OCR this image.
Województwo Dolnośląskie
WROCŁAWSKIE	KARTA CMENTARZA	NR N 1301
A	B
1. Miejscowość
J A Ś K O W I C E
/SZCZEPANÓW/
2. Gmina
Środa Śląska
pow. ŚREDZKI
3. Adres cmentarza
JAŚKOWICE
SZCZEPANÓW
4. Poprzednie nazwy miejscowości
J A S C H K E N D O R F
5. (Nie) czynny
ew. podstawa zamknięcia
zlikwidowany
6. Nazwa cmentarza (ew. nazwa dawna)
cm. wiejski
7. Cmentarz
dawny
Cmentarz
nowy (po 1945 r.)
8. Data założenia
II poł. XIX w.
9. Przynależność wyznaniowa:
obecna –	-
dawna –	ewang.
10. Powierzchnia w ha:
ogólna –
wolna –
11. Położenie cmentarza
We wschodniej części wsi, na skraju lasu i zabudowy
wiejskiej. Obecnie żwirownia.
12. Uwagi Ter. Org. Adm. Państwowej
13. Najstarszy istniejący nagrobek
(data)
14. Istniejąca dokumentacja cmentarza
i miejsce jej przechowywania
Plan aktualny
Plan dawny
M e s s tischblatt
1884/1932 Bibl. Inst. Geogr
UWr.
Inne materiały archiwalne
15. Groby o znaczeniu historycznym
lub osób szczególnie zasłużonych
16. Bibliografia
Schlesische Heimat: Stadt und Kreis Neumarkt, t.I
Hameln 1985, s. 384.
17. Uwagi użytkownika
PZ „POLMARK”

++++++++++

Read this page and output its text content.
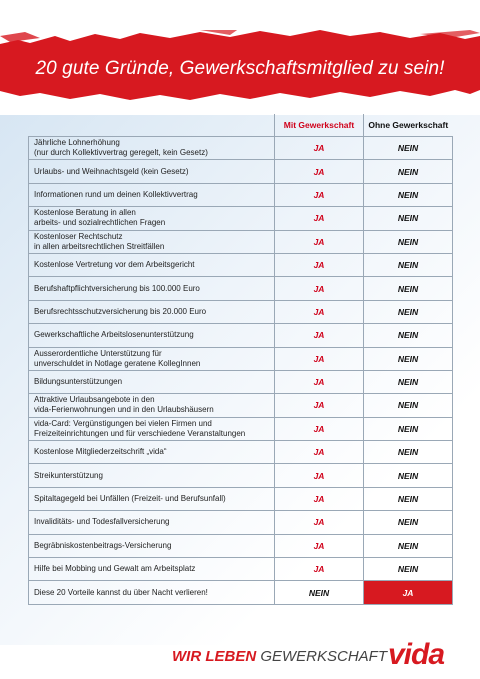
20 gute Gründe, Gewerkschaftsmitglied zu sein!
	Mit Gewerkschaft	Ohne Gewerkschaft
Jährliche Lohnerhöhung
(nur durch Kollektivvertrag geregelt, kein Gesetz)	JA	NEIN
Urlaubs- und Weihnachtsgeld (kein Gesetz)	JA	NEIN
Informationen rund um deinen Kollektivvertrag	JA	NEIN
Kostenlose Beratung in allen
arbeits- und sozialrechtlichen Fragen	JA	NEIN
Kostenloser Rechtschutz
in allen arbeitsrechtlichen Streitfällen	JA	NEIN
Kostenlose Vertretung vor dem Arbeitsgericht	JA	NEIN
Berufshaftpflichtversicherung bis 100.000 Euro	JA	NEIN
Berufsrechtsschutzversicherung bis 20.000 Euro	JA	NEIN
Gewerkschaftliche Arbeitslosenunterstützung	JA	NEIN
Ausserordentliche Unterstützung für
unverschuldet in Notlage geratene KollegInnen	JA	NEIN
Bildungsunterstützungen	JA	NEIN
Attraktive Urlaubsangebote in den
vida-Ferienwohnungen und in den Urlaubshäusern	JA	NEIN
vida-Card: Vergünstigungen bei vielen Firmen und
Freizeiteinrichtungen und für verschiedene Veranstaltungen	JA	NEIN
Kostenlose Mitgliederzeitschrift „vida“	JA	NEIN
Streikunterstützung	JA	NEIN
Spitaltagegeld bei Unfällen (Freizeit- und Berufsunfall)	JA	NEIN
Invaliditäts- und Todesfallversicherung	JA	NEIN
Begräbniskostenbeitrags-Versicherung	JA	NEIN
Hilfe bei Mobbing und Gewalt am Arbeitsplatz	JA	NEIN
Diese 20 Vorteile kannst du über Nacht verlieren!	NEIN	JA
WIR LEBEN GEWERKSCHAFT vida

++++++++++

## Your goal
Tally the lines of the records holding the word "Uwagi", then give only the resulting number.

## Written response
2